> **Problem to work on**
Reproduce the data that follows in its entirety, character for character.

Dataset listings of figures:
------------------------------------------------

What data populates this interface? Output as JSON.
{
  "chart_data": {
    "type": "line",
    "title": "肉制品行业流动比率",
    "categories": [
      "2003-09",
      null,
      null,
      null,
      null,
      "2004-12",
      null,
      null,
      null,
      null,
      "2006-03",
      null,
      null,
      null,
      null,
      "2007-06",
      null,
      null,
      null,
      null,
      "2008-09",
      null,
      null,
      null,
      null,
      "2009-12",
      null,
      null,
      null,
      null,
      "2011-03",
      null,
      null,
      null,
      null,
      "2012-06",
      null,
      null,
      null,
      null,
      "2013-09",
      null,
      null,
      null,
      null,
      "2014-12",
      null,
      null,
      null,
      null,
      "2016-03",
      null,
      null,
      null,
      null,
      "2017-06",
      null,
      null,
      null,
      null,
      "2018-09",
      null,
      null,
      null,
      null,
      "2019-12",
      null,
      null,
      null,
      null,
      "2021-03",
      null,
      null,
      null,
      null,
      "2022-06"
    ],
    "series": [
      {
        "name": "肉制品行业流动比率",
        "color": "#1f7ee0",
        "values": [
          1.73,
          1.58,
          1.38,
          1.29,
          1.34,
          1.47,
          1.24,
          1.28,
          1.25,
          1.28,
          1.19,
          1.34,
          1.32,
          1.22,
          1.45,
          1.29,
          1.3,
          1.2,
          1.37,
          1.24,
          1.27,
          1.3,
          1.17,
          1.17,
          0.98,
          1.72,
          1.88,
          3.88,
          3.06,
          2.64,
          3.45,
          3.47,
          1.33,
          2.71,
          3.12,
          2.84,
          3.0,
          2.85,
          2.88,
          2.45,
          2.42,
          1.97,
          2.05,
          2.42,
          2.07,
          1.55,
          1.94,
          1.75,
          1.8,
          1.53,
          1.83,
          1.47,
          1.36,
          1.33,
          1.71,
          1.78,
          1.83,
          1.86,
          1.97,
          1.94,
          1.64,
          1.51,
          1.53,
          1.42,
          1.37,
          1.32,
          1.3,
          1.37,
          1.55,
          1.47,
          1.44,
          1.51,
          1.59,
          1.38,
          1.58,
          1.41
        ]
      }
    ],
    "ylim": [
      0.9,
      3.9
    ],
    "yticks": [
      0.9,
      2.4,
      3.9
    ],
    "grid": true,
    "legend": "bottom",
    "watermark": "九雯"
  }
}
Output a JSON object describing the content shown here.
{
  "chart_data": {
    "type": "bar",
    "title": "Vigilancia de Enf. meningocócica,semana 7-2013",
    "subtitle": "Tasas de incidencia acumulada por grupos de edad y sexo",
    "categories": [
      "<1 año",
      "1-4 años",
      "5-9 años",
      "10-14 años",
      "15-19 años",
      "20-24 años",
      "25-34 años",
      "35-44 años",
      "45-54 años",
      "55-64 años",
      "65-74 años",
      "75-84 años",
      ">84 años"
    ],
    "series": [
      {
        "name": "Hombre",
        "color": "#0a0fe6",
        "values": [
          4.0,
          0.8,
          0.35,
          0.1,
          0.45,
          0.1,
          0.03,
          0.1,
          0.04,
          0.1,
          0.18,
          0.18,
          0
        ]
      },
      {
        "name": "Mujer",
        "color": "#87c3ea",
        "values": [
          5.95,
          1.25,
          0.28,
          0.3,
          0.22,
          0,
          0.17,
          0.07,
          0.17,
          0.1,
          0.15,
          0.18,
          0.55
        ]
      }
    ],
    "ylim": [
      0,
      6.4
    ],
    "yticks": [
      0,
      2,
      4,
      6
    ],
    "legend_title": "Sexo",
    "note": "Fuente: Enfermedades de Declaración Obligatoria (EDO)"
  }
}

------------------------------------------------

> **Complete output**
What data populates this interface? Output as JSON.
{
  "chart_data": {
    "type": "line",
    "title": "肉制品行业流动比率",
    "categories": [
      "2003-09",
      null,
      null,
      null,
      null,
      "2004-12",
      null,
      null,
      null,
      null,
      "2006-03",
      null,
      null,
      null,
      null,
      "2007-06",
      null,
      null,
      null,
      null,
      "2008-09",
      null,
      null,
      null,
      null,
      "2009-12",
      null,
      null,
      null,
      null,
      "2011-03",
      null,
      null,
      null,
      null,
      "2012-06",
      null,
      null,
      null,
      null,
      "2013-09",
      null,
      null,
      null,
      null,
      "2014-12",
      null,
      null,
      null,
      null,
      "2016-03",
      null,
      null,
      null,
      null,
      "2017-06",
      null,
      null,
      null,
      null,
      "2018-09",
      null,
      null,
      null,
      null,
      "2019-12",
      null,
      null,
      null,
      null,
      "2021-03",
      null,
      null,
      null,
      null,
      "2022-06"
    ],
    "series": [
      {
        "name": "肉制品行业流动比率",
        "color": "#1f7ee0",
        "values": [
          1.73,
          1.58,
          1.38,
          1.29,
          1.34,
          1.47,
          1.24,
          1.28,
          1.25,
          1.28,
          1.19,
          1.34,
          1.32,
          1.22,
          1.45,
          1.29,
          1.3,
          1.2,
          1.37,
          1.24,
          1.27,
          1.3,
          1.17,
          1.17,
          0.98,
          1.72,
          1.88,
          3.88,
          3.06,
          2.64,
          3.45,
          3.47,
          1.33,
          2.71,
          3.12,
          2.84,
          3.0,
          2.85,
          2.88,
          2.45,
          2.42,
          1.97,
          2.05,
          2.42,
          2.07,
          1.55,
          1.94,
          1.75,
          1.8,
          1.53,
          1.83,
          1.47,
          1.36,
          1.33,
          1.71,
          1.78,
          1.83,
          1.86,
          1.97,
          1.94,
          1.64,
          1.51,
          1.53,
          1.42,
          1.37,
          1.32,
          1.3,
          1.37,
          1.55,
          1.47,
          1.44,
          1.51,
          1.59,
          1.38,
          1.58,
          1.41
        ]
      }
    ],
    "ylim": [
      0.9,
      3.9
    ],
    "yticks": [
      0.9,
      2.4,
      3.9
    ],
    "grid": true,
    "legend": "bottom",
    "watermark": "九雯"
  }
}
Output a JSON object describing the content shown here.
{
  "chart_data": {
    "type": "bar",
    "title": "Vigilancia de Enf. meningocócica,semana 7-2013",
    "subtitle": "Tasas de incidencia acumulada por grupos de edad y sexo",
    "categories": [
      "<1 año",
      "1-4 años",
      "5-9 años",
      "10-14 años",
      "15-19 años",
      "20-24 años",
      "25-34 años",
      "35-44 años",
      "45-54 años",
      "55-64 años",
      "65-74 años",
      "75-84 años",
      ">84 años"
    ],
    "series": [
      {
        "name": "Hombre",
        "color": "#0a0fe6",
        "values": [
          4.0,
          0.8,
          0.35,
          0.1,
          0.45,
          0.1,
          0.03,
          0.1,
          0.04,
          0.1,
          0.18,
          0.18,
          0
        ]
      },
      {
        "name": "Mujer",
        "color": "#87c3ea",
        "values": [
          5.95,
          1.25,
          0.28,
          0.3,
          0.22,
          0,
          0.17,
          0.07,
          0.17,
          0.1,
          0.15,
          0.18,
          0.55
        ]
      }
    ],
    "ylim": [
      0,
      6.4
    ],
    "yticks": [
      0,
      2,
      4,
      6
    ],
    "legend_title": "Sexo",
    "note": "Fuente: Enfermedades de Declaración Obligatoria (EDO)"
  }
}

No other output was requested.